**EXERCISE DESCRIPTION**
Copy the records that follow exactly as written, but not their pictures.

**MATERIAL**

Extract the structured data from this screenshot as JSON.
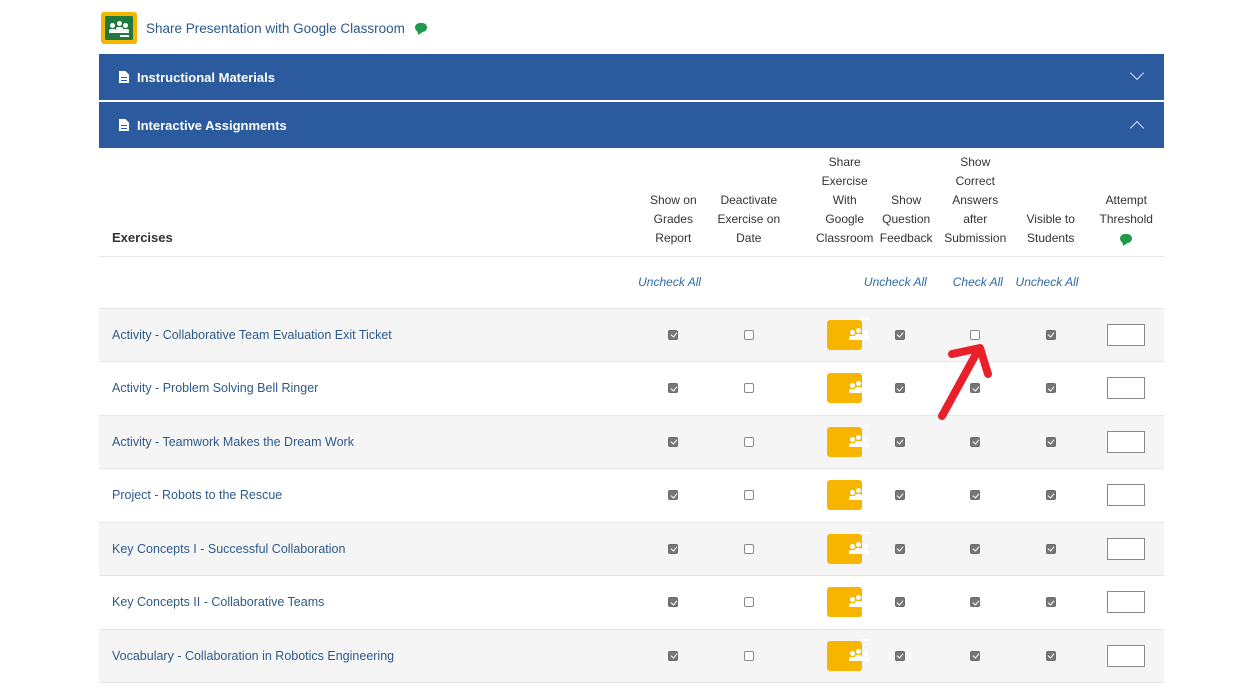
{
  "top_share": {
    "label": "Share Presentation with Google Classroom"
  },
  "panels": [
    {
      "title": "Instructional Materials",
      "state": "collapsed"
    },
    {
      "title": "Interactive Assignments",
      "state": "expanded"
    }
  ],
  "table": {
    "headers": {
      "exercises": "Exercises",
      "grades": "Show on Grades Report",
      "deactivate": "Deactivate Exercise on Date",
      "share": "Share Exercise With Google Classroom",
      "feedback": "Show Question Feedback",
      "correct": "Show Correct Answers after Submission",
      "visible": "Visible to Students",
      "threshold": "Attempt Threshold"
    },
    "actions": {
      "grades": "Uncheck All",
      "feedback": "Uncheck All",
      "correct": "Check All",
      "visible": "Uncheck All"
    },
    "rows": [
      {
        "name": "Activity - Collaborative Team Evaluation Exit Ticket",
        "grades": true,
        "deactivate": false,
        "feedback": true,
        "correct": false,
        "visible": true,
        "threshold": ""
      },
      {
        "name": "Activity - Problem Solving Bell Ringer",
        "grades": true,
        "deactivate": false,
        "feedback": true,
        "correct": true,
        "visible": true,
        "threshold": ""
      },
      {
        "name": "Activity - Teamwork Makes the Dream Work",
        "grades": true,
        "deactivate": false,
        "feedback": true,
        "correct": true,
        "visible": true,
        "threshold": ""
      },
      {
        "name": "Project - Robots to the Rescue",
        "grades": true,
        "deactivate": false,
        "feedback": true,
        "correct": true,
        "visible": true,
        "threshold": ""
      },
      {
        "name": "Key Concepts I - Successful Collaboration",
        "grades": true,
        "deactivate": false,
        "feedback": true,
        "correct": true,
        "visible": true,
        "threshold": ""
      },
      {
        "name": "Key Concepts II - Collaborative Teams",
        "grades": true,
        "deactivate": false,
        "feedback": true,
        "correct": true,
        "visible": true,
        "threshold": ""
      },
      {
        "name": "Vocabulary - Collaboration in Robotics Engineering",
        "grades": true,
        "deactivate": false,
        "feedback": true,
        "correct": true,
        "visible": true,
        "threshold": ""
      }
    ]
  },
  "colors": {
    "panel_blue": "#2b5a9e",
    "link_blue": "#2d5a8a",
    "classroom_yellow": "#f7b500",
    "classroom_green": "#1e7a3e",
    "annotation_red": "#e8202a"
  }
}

**REPLY TO THE EXERCISE**
Extract the structured data from this screenshot as JSON.
{
  "top_share": {
    "label": "Share Presentation with Google Classroom"
  },
  "panels": [
    {
      "title": "Instructional Materials",
      "state": "collapsed"
    },
    {
      "title": "Interactive Assignments",
      "state": "expanded"
    }
  ],
  "table": {
    "headers": {
      "exercises": "Exercises",
      "grades": "Show on Grades Report",
      "deactivate": "Deactivate Exercise on Date",
      "share": "Share Exercise With Google Classroom",
      "feedback": "Show Question Feedback",
      "correct": "Show Correct Answers after Submission",
      "visible": "Visible to Students",
      "threshold": "Attempt Threshold"
    },
    "actions": {
      "grades": "Uncheck All",
      "feedback": "Uncheck All",
      "correct": "Check All",
      "visible": "Uncheck All"
    },
    "rows": [
      {
        "name": "Activity - Collaborative Team Evaluation Exit Ticket",
        "grades": true,
        "deactivate": false,
        "feedback": true,
        "correct": false,
        "visible": true,
        "threshold": ""
      },
      {
        "name": "Activity - Problem Solving Bell Ringer",
        "grades": true,
        "deactivate": false,
        "feedback": true,
        "correct": true,
        "visible": true,
        "threshold": ""
      },
      {
        "name": "Activity - Teamwork Makes the Dream Work",
        "grades": true,
        "deactivate": false,
        "feedback": true,
        "correct": true,
        "visible": true,
        "threshold": ""
      },
      {
        "name": "Project - Robots to the Rescue",
        "grades": true,
        "deactivate": false,
        "feedback": true,
        "correct": true,
        "visible": true,
        "threshold": ""
      },
      {
        "name": "Key Concepts I - Successful Collaboration",
        "grades": true,
        "deactivate": false,
        "feedback": true,
        "correct": true,
        "visible": true,
        "threshold": ""
      },
      {
        "name": "Key Concepts II - Collaborative Teams",
        "grades": true,
        "deactivate": false,
        "feedback": true,
        "correct": true,
        "visible": true,
        "threshold": ""
      },
      {
        "name": "Vocabulary - Collaboration in Robotics Engineering",
        "grades": true,
        "deactivate": false,
        "feedback": true,
        "correct": true,
        "visible": true,
        "threshold": ""
      }
    ]
  },
  "colors": {
    "panel_blue": "#2b5a9e",
    "link_blue": "#2d5a8a",
    "classroom_yellow": "#f7b500",
    "classroom_green": "#1e7a3e",
    "annotation_red": "#e8202a"
  }
}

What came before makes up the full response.